>> Begin Data shown

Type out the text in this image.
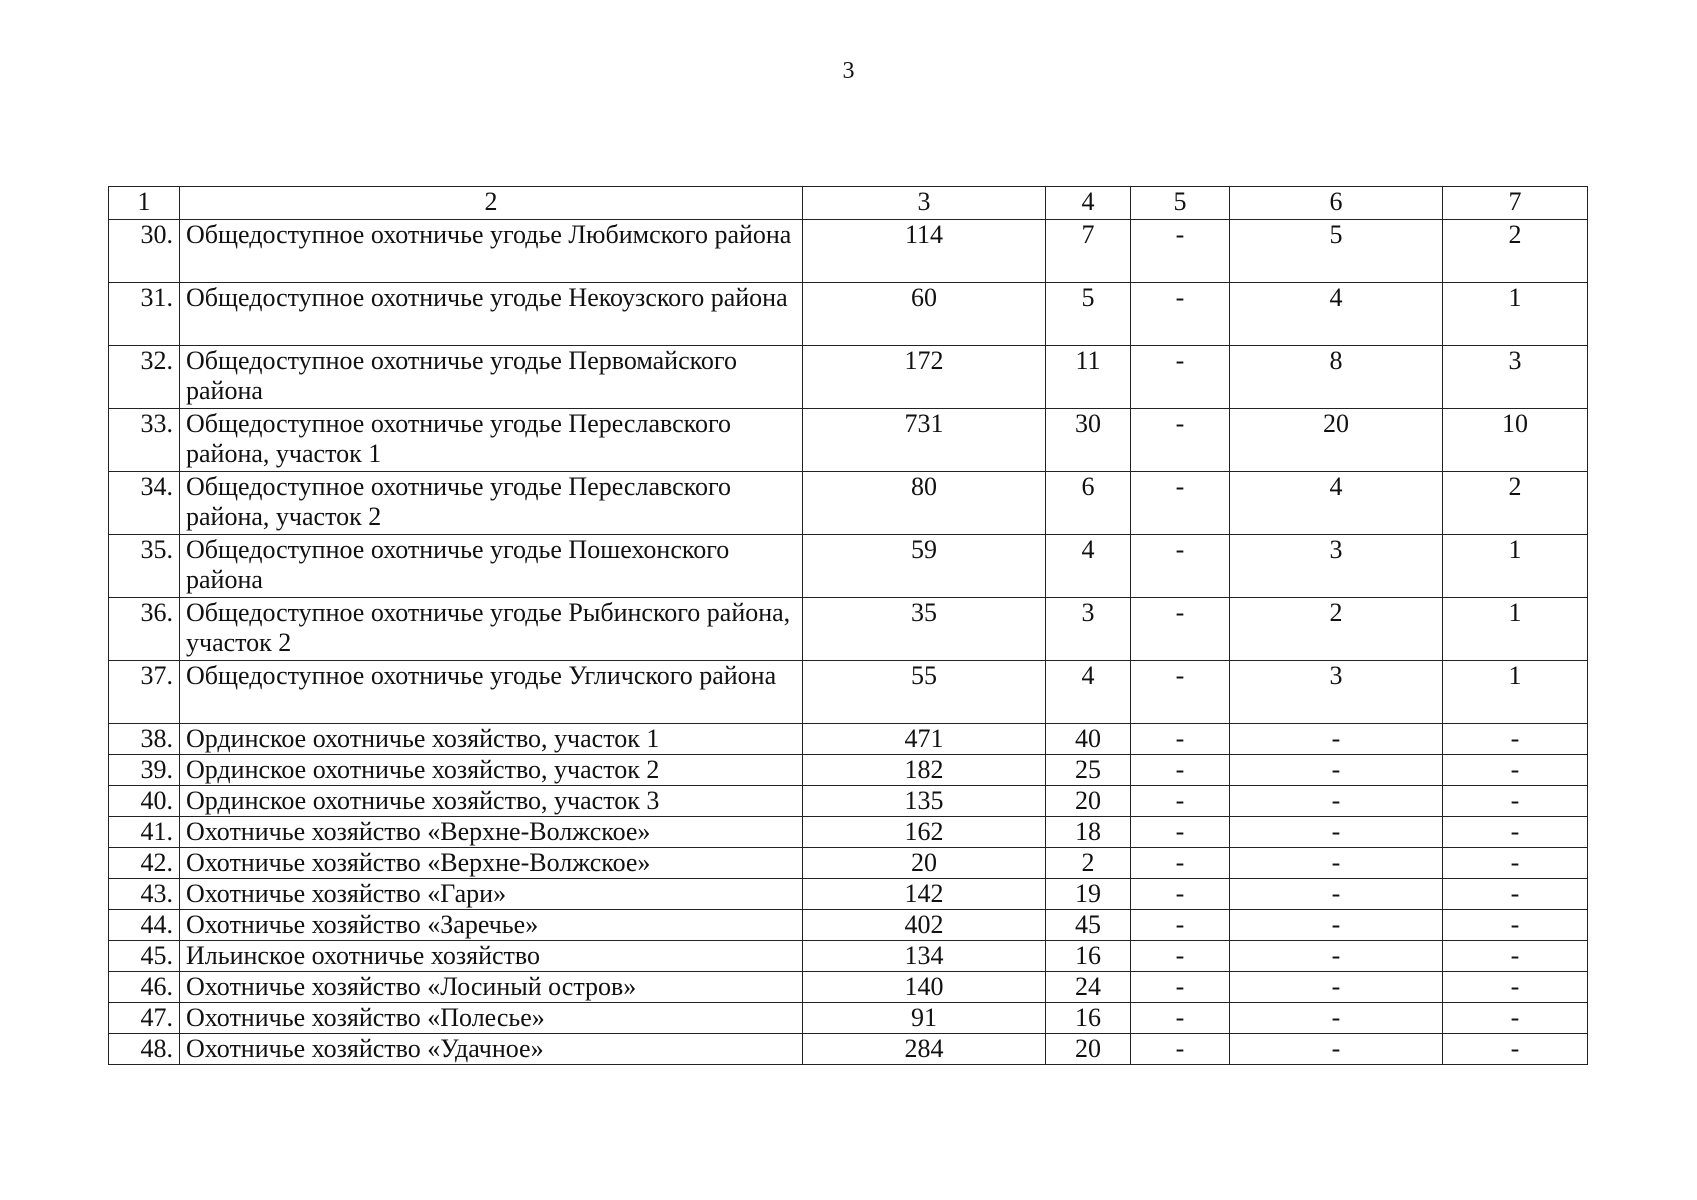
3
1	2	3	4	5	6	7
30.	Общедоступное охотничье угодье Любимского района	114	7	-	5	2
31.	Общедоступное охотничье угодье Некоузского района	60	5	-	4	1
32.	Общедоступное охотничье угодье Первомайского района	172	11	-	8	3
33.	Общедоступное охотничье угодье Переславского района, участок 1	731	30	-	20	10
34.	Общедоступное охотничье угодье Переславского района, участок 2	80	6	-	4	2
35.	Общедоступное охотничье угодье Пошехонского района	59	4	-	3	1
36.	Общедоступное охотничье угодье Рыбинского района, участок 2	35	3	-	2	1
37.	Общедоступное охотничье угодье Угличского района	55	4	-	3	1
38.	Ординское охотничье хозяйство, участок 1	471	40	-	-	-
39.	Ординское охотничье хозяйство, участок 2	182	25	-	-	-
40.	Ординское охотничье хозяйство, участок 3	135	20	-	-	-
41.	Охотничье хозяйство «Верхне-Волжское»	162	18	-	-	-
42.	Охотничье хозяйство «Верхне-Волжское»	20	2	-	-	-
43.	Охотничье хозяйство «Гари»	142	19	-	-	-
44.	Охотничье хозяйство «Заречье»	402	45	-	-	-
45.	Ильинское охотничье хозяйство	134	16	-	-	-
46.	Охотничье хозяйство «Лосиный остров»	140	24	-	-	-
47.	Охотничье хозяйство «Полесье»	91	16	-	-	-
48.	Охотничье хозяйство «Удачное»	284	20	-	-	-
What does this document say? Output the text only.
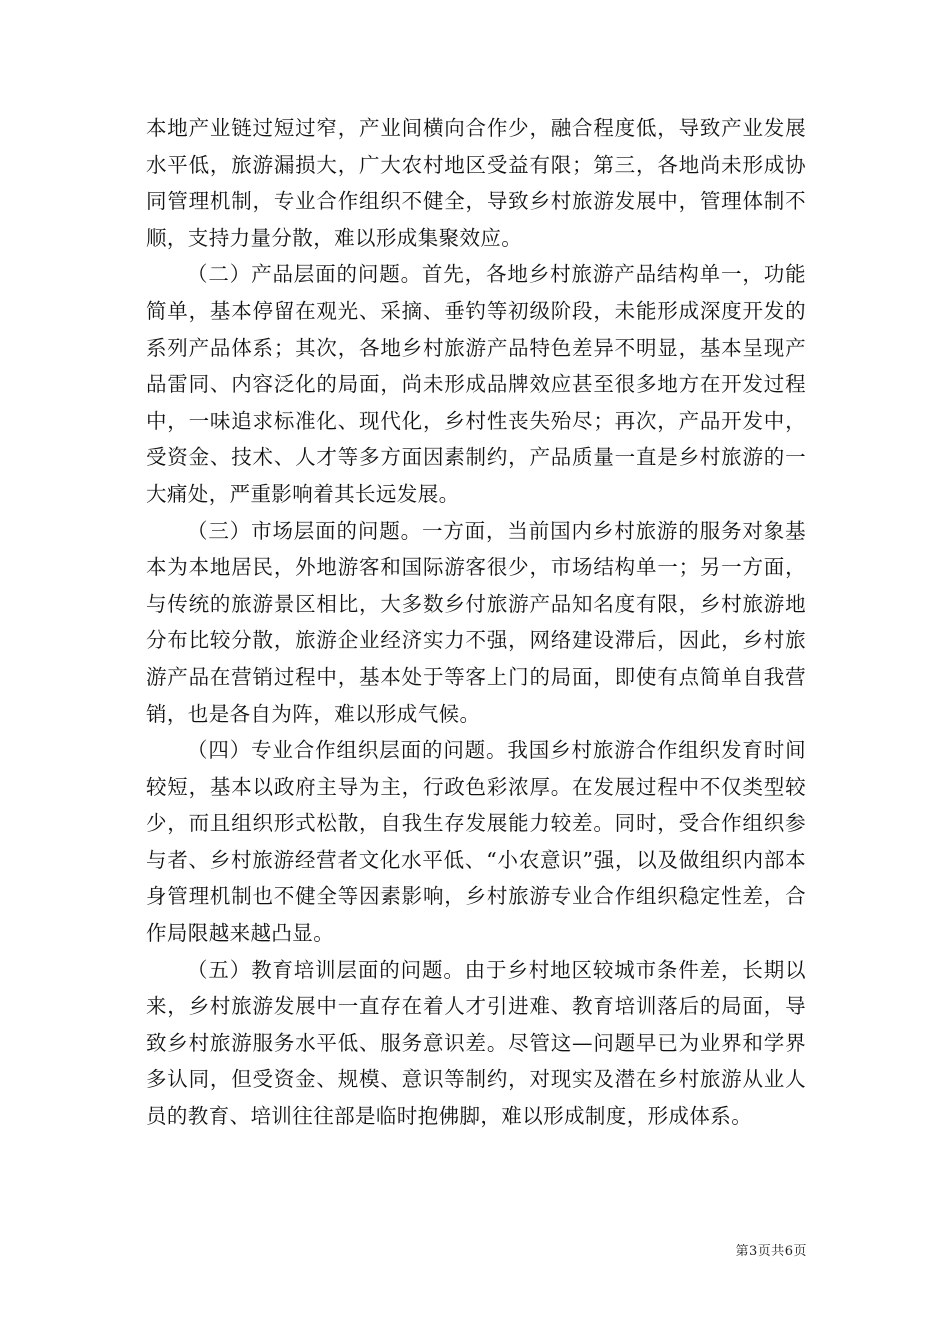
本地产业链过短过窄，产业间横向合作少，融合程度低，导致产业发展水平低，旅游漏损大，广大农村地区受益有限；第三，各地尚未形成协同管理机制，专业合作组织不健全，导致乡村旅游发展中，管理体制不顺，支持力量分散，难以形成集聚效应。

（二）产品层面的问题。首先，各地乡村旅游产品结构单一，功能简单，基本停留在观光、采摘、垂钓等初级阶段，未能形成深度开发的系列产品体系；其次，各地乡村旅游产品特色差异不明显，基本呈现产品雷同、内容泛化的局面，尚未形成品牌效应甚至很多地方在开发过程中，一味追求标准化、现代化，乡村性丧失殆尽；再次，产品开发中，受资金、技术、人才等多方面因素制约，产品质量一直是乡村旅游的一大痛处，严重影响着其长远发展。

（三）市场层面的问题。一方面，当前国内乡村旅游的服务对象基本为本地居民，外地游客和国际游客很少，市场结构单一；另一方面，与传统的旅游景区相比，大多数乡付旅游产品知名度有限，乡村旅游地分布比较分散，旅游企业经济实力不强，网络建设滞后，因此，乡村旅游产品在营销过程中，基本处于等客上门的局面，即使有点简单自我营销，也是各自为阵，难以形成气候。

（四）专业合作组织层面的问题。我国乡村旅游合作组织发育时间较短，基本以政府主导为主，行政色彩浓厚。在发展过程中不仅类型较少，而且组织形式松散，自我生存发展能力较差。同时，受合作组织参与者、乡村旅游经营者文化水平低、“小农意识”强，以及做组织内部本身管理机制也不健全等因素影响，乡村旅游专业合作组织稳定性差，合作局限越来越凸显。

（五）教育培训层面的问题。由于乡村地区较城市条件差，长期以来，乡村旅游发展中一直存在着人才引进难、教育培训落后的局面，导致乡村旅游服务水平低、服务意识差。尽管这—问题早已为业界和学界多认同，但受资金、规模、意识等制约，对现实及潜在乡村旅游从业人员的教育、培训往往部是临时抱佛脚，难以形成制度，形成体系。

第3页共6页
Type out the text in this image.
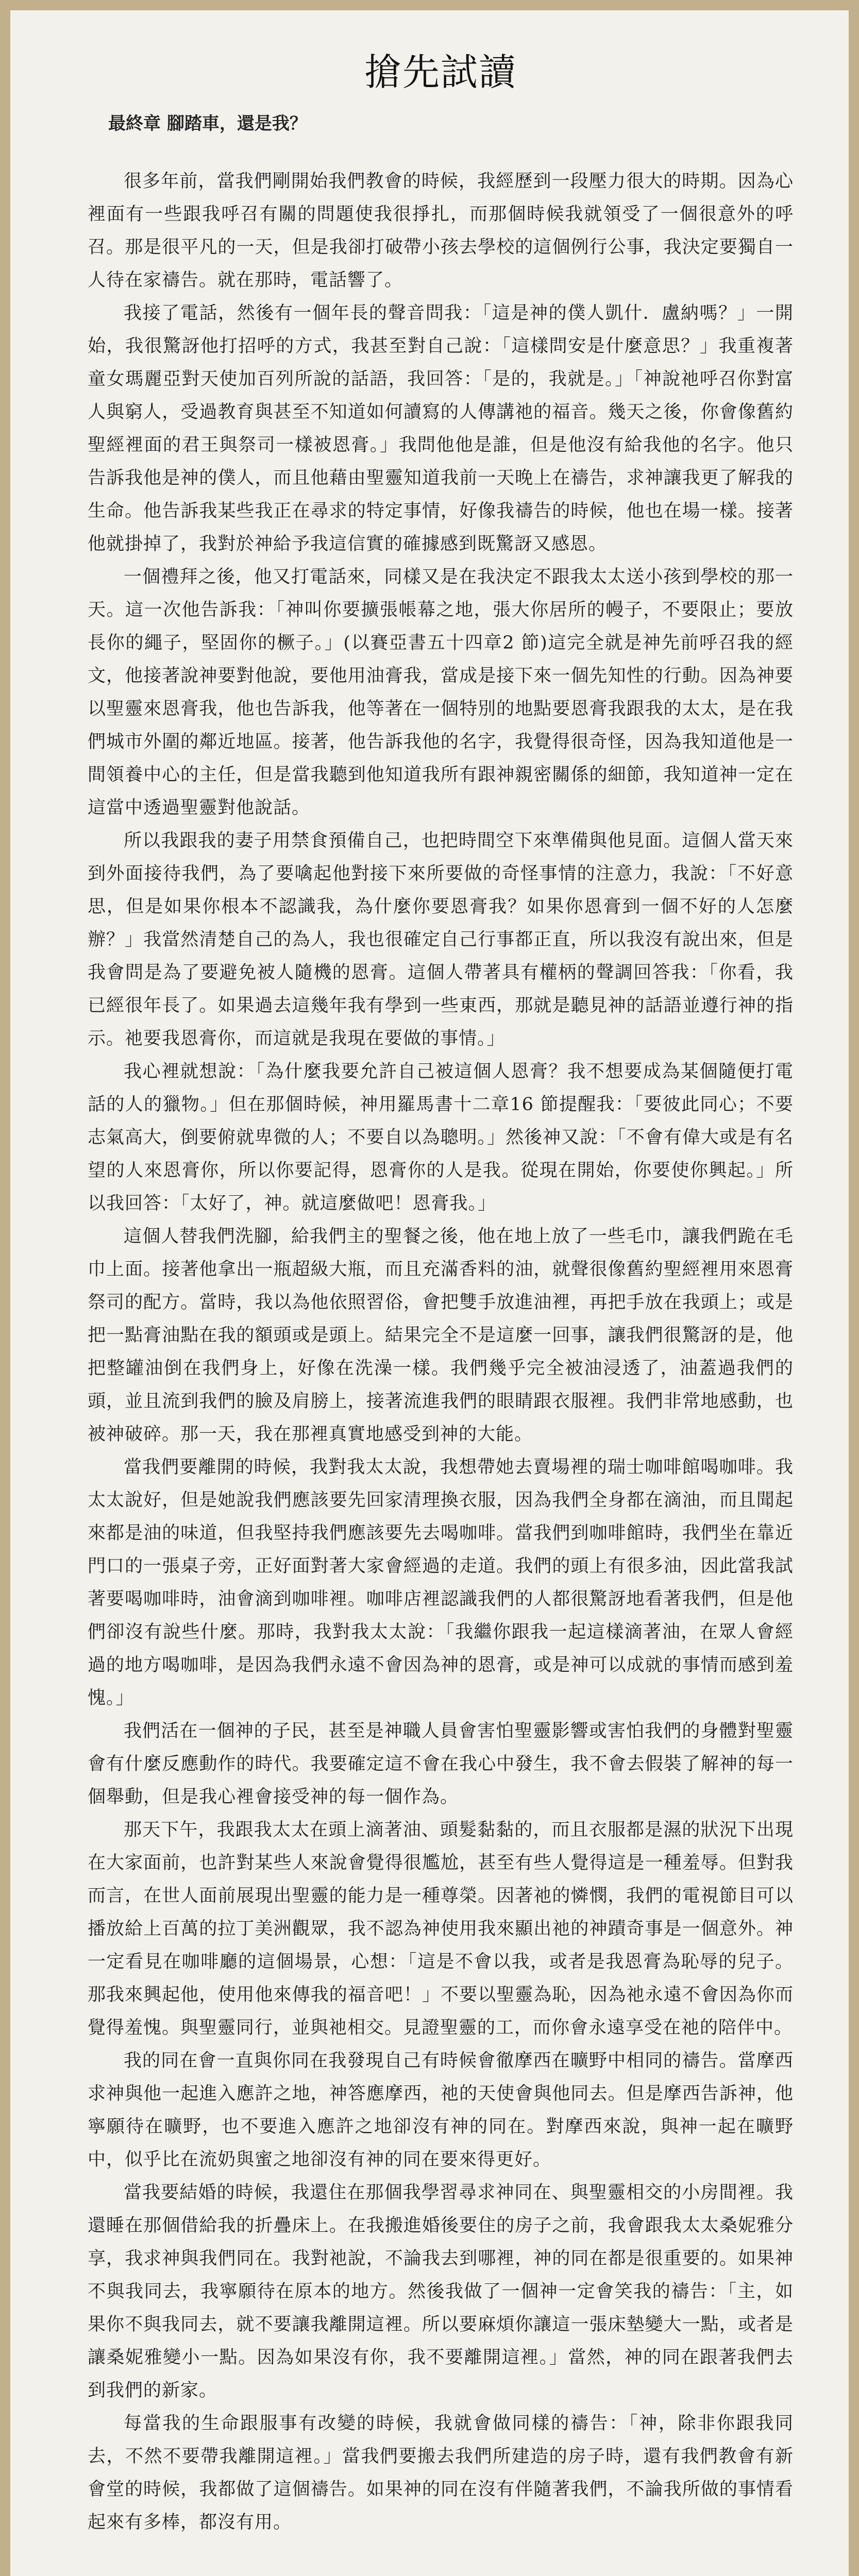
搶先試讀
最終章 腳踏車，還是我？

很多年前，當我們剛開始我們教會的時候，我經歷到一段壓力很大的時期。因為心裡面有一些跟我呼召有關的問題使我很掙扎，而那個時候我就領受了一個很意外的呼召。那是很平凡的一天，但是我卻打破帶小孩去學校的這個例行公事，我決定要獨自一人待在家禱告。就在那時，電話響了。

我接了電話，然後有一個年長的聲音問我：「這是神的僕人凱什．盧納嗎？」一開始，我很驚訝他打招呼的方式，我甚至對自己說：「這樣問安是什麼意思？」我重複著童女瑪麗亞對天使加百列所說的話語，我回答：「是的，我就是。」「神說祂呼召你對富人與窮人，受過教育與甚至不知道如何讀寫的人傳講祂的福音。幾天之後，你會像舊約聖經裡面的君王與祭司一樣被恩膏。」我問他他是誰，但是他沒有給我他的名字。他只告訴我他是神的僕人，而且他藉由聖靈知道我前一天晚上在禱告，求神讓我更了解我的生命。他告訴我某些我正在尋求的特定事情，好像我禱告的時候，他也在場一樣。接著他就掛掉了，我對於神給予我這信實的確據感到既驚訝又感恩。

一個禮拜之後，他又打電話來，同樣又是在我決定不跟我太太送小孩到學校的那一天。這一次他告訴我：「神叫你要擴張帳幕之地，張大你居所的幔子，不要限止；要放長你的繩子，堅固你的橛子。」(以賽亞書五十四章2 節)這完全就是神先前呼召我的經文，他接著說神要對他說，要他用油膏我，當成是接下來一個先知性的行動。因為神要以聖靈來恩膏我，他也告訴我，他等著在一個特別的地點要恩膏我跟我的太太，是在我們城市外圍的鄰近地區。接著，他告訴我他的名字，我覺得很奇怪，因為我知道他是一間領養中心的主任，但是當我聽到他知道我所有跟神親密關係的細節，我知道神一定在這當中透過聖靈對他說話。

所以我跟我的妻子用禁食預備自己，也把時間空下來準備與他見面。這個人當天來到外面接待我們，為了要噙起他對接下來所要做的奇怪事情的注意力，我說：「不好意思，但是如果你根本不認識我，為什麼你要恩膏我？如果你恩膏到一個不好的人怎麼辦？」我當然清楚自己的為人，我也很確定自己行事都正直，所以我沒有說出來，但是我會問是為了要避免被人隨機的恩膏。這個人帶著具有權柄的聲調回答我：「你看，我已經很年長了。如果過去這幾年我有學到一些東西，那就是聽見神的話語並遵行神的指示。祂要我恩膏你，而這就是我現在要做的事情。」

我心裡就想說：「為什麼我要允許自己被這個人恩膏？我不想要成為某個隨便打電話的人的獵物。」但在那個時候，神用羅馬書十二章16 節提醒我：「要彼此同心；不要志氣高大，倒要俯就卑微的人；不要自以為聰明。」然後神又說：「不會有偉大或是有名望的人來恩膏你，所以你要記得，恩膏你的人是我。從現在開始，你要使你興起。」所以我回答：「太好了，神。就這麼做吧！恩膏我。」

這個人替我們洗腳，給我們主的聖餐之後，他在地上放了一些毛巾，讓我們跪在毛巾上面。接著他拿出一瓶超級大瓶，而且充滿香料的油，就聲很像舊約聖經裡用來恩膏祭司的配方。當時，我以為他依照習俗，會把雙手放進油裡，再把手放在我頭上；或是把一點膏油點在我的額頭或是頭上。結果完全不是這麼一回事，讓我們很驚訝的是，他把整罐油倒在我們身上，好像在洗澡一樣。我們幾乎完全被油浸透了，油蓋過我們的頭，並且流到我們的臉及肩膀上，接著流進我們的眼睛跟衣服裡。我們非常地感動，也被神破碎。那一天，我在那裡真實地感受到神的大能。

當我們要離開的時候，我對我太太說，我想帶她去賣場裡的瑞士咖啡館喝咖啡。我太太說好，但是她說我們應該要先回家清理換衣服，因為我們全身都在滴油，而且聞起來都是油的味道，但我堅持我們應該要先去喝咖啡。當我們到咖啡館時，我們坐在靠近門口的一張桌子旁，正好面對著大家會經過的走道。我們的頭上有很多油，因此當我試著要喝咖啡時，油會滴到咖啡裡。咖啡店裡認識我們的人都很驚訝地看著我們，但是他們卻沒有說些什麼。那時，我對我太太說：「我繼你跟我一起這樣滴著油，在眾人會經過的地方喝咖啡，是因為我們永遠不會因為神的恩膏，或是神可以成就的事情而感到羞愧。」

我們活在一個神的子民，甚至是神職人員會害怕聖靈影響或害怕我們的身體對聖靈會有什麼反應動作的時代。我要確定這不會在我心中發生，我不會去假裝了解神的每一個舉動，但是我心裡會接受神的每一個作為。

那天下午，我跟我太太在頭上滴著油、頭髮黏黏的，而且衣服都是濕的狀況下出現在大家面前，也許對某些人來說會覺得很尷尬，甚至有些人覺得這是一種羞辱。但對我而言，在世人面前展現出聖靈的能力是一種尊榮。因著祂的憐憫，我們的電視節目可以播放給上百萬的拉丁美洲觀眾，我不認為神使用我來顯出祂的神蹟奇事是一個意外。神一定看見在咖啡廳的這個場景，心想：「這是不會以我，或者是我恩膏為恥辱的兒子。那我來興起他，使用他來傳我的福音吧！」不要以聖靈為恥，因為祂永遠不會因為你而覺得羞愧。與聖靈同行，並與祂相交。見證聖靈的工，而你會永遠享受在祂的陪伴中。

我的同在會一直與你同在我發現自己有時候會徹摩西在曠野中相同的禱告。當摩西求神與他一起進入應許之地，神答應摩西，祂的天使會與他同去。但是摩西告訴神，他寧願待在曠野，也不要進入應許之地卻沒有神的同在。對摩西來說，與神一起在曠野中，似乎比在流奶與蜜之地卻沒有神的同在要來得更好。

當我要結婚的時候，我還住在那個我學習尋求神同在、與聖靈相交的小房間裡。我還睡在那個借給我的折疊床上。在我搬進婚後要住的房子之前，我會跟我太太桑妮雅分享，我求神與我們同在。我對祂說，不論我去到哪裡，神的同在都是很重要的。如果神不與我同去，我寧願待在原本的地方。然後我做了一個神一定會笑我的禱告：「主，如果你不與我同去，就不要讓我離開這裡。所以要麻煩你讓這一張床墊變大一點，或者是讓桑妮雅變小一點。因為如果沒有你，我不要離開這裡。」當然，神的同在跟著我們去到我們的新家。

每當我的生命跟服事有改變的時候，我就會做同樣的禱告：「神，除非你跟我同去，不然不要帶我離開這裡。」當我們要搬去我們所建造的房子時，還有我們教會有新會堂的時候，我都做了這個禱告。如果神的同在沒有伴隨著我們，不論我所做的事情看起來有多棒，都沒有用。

>> End Data shown

Challenge:
List every line above that contains the word "хозяйство".

Final result:
38.	Ординское охотничье хозяйство, участок 1	471	40	-	-	-
39.	Ординское охотничье хозяйство, участок 2	182	25	-	-	-
40.	Ординское охотничье хозяйство, участок 3	135	20	-	-	-
41.	Охотничье хозяйство «Верхне-Волжское»	162	18	-	-	-
42.	Охотничье хозяйство «Верхне-Волжское»	20	2	-	-	-
43.	Охотничье хозяйство «Гари»	142	19	-	-	-
44.	Охотничье хозяйство «Заречье»	402	45	-	-	-
45.	Ильинское охотничье хозяйство	134	16	-	-	-
46.	Охотничье хозяйство «Лосиный остров»	140	24	-	-	-
47.	Охотничье хозяйство «Полесье»	91	16	-	-	-
48.	Охотничье хозяйство «Удачное»	284	20	-	-	-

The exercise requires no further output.